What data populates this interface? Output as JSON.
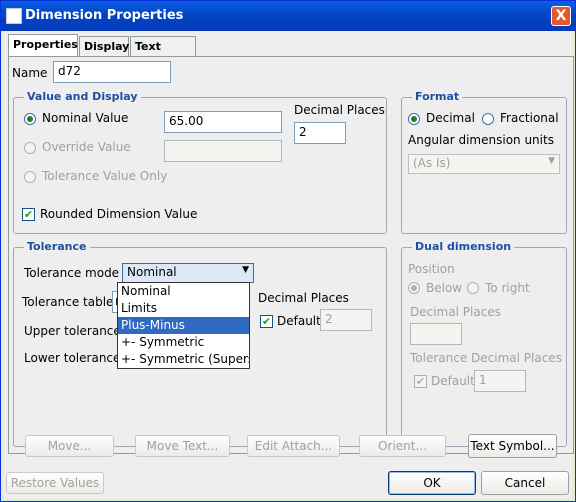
{
  "window": {
    "title": "Dimension Properties",
    "close_glyph": "X"
  },
  "tabs": [
    "Properties",
    "Display",
    "Text Style"
  ],
  "name": {
    "label": "Name",
    "value": "d72"
  },
  "value_display": {
    "title": "Value and Display",
    "nominal_label": "Nominal Value",
    "nominal_value": "65.00",
    "override_label": "Override Value",
    "override_value": "",
    "tolerance_only_label": "Tolerance Value Only",
    "decimal_places_label": "Decimal Places",
    "decimal_places_value": "2",
    "rounded_label": "Rounded Dimension Value"
  },
  "format": {
    "title": "Format",
    "decimal_label": "Decimal",
    "fractional_label": "Fractional",
    "angular_label": "Angular dimension units",
    "angular_value": "(As Is)"
  },
  "tolerance": {
    "title": "Tolerance",
    "mode_label": "Tolerance mode",
    "mode_value": "Nominal",
    "table_label": "Tolerance table",
    "table_value": "n",
    "upper_label": "Upper tolerance",
    "lower_label": "Lower tolerance",
    "decimal_places_label": "Decimal Places",
    "default_label": "Default",
    "default_value": "2",
    "mode_options": [
      "Nominal",
      "Limits",
      "Plus-Minus",
      "+- Symmetric",
      "+- Symmetric (Superscri"
    ]
  },
  "dual": {
    "title": "Dual dimension",
    "position_label": "Position",
    "below_label": "Below",
    "right_label": "To right",
    "decimal_places_label": "Decimal Places",
    "decimal_places_value": "",
    "tol_decimal_label": "Tolerance Decimal Places",
    "default_label": "Default",
    "default_value": "1"
  },
  "buttons": {
    "move": "Move...",
    "move_text": "Move Text...",
    "edit_attach": "Edit Attach...",
    "orient": "Orient...",
    "text_symbol": "Text Symbol...",
    "restore": "Restore Values",
    "ok": "OK",
    "cancel": "Cancel"
  }
}
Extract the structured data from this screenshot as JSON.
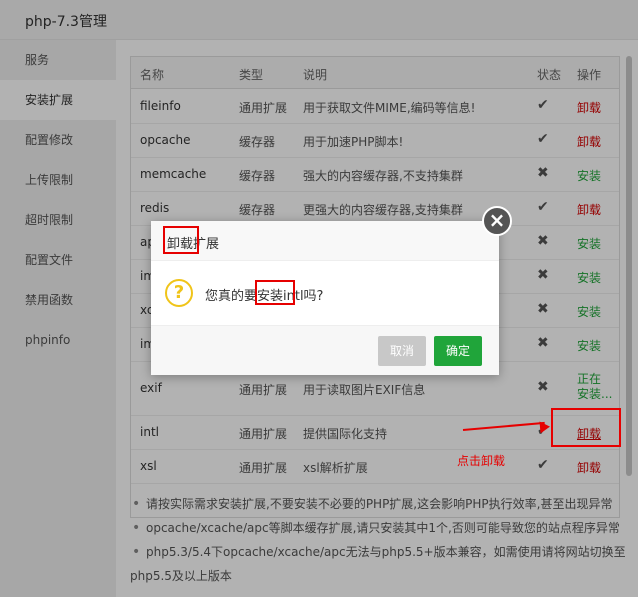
{
  "window": {
    "title": "php-7.3管理"
  },
  "sidebar": {
    "items": [
      {
        "label": "服务"
      },
      {
        "label": "安装扩展",
        "active": true
      },
      {
        "label": "配置修改"
      },
      {
        "label": "上传限制"
      },
      {
        "label": "超时限制"
      },
      {
        "label": "配置文件"
      },
      {
        "label": "禁用函数"
      },
      {
        "label": "phpinfo"
      }
    ]
  },
  "table": {
    "headers": {
      "name": "名称",
      "type": "类型",
      "desc": "说明",
      "status": "状态",
      "op": "操作"
    },
    "rows": [
      {
        "name": "fileinfo",
        "type": "通用扩展",
        "desc": "用于获取文件MIME,编码等信息!",
        "status": "✔",
        "op": "卸载"
      },
      {
        "name": "opcache",
        "type": "缓存器",
        "desc": "用于加速PHP脚本!",
        "status": "✔",
        "op": "卸载"
      },
      {
        "name": "memcache",
        "type": "缓存器",
        "desc": "强大的内容缓存器,不支持集群",
        "status": "✖",
        "op": "安装"
      },
      {
        "name": "redis",
        "type": "缓存器",
        "desc": "更强大的内容缓存器,支持集群",
        "status": "✔",
        "op": "卸载"
      },
      {
        "name": "ap",
        "type": "",
        "desc": "",
        "status": "✖",
        "op": "安装"
      },
      {
        "name": "im",
        "type": "",
        "desc": "",
        "status": "✖",
        "op": "安装"
      },
      {
        "name": "xc",
        "type": "",
        "desc": "",
        "status": "✖",
        "op": "安装"
      },
      {
        "name": "im",
        "type": "",
        "desc": "",
        "status": "✖",
        "op": "安装"
      },
      {
        "name": "exif",
        "type": "通用扩展",
        "desc": "用于读取图片EXIF信息",
        "status": "✖",
        "op_line1": "正在",
        "op_line2": "安装..."
      },
      {
        "name": "intl",
        "type": "通用扩展",
        "desc": "提供国际化支持",
        "status": "✔",
        "op": "卸载"
      },
      {
        "name": "xsl",
        "type": "通用扩展",
        "desc": "xsl解析扩展",
        "status": "✔",
        "op": "卸载"
      }
    ]
  },
  "notes": [
    "请按实际需求安装扩展,不要安装不必要的PHP扩展,这会影响PHP执行效率,甚至出现异常",
    "opcache/xcache/apc等脚本缓存扩展,请只安装其中1个,否则可能导致您的站点程序异常",
    "php5.3/5.4下opcache/xcache/apc无法与php5.5+版本兼容，如需使用请将网站切换至",
    "php5.5及以上版本"
  ],
  "dialog": {
    "title": "卸载扩展",
    "message": "您真的要安装intl吗?",
    "cancel_label": "取消",
    "ok_label": "确定",
    "close_glyph": "×",
    "question_glyph": "?"
  },
  "annotation": {
    "text": "点击卸载"
  },
  "colors": {
    "install": "#20a53a",
    "uninstall": "#d60000",
    "annotation": "#e60000"
  }
}
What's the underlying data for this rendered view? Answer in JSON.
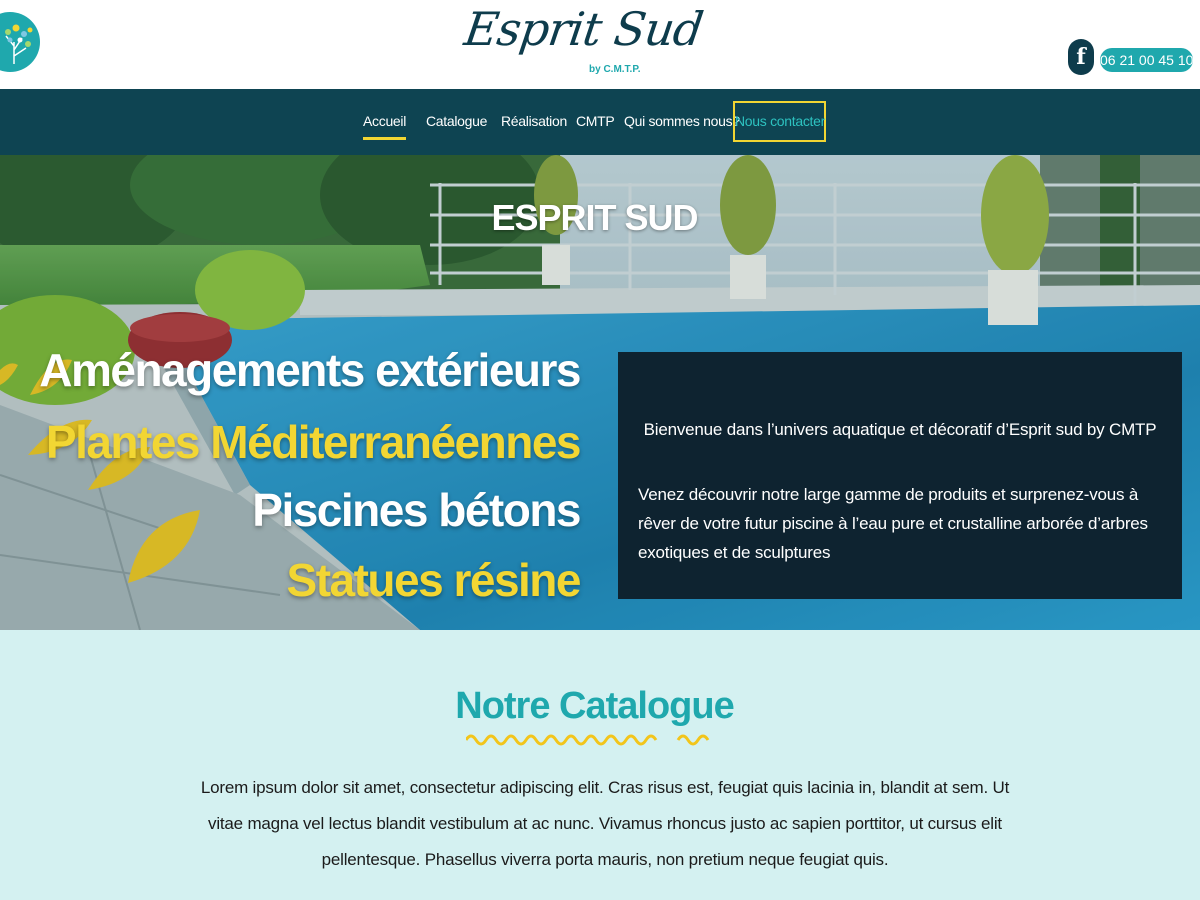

---

**Stated goal:**
In your copy, leave out the pictures and reproduce the material above exactly.

**Task output:**
What data populates this interface? Output as JSON.
{
  "window": {
    "title": "Dimension Properties",
    "close_glyph": "X"
  },
  "tabs": [
    "Properties",
    "Display",
    "Text Style"
  ],
  "name": {
    "label": "Name",
    "value": "d72"
  },
  "value_display": {
    "title": "Value and Display",
    "nominal_label": "Nominal Value",
    "nominal_value": "65.00",
    "override_label": "Override Value",
    "override_value": "",
    "tolerance_only_label": "Tolerance Value Only",
    "decimal_places_label": "Decimal Places",
    "decimal_places_value": "2",
    "rounded_label": "Rounded Dimension Value"
  },
  "format": {
    "title": "Format",
    "decimal_label": "Decimal",
    "fractional_label": "Fractional",
    "angular_label": "Angular dimension units",
    "angular_value": "(As Is)"
  },
  "tolerance": {
    "title": "Tolerance",
    "mode_label": "Tolerance mode",
    "mode_value": "Nominal",
    "table_label": "Tolerance table",
    "table_value": "n",
    "upper_label": "Upper tolerance",
    "lower_label": "Lower tolerance",
    "decimal_places_label": "Decimal Places",
    "default_label": "Default",
    "default_value": "2",
    "mode_options": [
      "Nominal",
      "Limits",
      "Plus-Minus",
      "+- Symmetric",
      "+- Symmetric (Superscri"
    ]
  },
  "dual": {
    "title": "Dual dimension",
    "position_label": "Position",
    "below_label": "Below",
    "right_label": "To right",
    "decimal_places_label": "Decimal Places",
    "decimal_places_value": "",
    "tol_decimal_label": "Tolerance Decimal Places",
    "default_label": "Default",
    "default_value": "1"
  },
  "buttons": {
    "move": "Move...",
    "move_text": "Move Text...",
    "edit_attach": "Edit Attach...",
    "orient": "Orient...",
    "text_symbol": "Text Symbol...",
    "restore": "Restore Values",
    "ok": "OK",
    "cancel": "Cancel"
  }
}
Extract the structured data from this screenshot as JSON.
{
  "window": {
    "title": "php-7.3管理"
  },
  "sidebar": {
    "items": [
      {
        "label": "服务"
      },
      {
        "label": "安装扩展",
        "active": true
      },
      {
        "label": "配置修改"
      },
      {
        "label": "上传限制"
      },
      {
        "label": "超时限制"
      },
      {
        "label": "配置文件"
      },
      {
        "label": "禁用函数"
      },
      {
        "label": "phpinfo"
      }
    ]
  },
  "table": {
    "headers": {
      "name": "名称",
      "type": "类型",
      "desc": "说明",
      "status": "状态",
      "op": "操作"
    },
    "rows": [
      {
        "name": "fileinfo",
        "type": "通用扩展",
        "desc": "用于获取文件MIME,编码等信息!",
        "status": "✔",
        "op": "卸载"
      },
      {
        "name": "opcache",
        "type": "缓存器",
        "desc": "用于加速PHP脚本!",
        "status": "✔",
        "op": "卸载"
      },
      {
        "name": "memcache",
        "type": "缓存器",
        "desc": "强大的内容缓存器,不支持集群",
        "status": "✖",
        "op": "安装"
      },
      {
        "name": "redis",
        "type": "缓存器",
        "desc": "更强大的内容缓存器,支持集群",
        "status": "✔",
        "op": "卸载"
      },
      {
        "name": "ap",
        "type": "",
        "desc": "",
        "status": "✖",
        "op": "安装"
      },
      {
        "name": "im",
        "type": "",
        "desc": "",
        "status": "✖",
        "op": "安装"
      },
      {
        "name": "xc",
        "type": "",
        "desc": "",
        "status": "✖",
        "op": "安装"
      },
      {
        "name": "im",
        "type": "",
        "desc": "",
        "status": "✖",
        "op": "安装"
      },
      {
        "name": "exif",
        "type": "通用扩展",
        "desc": "用于读取图片EXIF信息",
        "status": "✖",
        "op_line1": "正在",
        "op_line2": "安装..."
      },
      {
        "name": "intl",
        "type": "通用扩展",
        "desc": "提供国际化支持",
        "status": "✔",
        "op": "卸载"
      },
      {
        "name": "xsl",
        "type": "通用扩展",
        "desc": "xsl解析扩展",
        "status": "✔",
        "op": "卸载"
      }
    ]
  },
  "notes": [
    "请按实际需求安装扩展,不要安装不必要的PHP扩展,这会影响PHP执行效率,甚至出现异常",
    "opcache/xcache/apc等脚本缓存扩展,请只安装其中1个,否则可能导致您的站点程序异常",
    "php5.3/5.4下opcache/xcache/apc无法与php5.5+版本兼容，如需使用请将网站切换至",
    "php5.5及以上版本"
  ],
  "dialog": {
    "title": "卸载扩展",
    "message": "您真的要安装intl吗?",
    "cancel_label": "取消",
    "ok_label": "确定",
    "close_glyph": "×",
    "question_glyph": "?"
  },
  "annotation": {
    "text": "点击卸载"
  },
  "colors": {
    "install": "#20a53a",
    "uninstall": "#d60000",
    "annotation": "#e60000"
  }
}
What's the underlying data for this rendered view? Answer in JSON.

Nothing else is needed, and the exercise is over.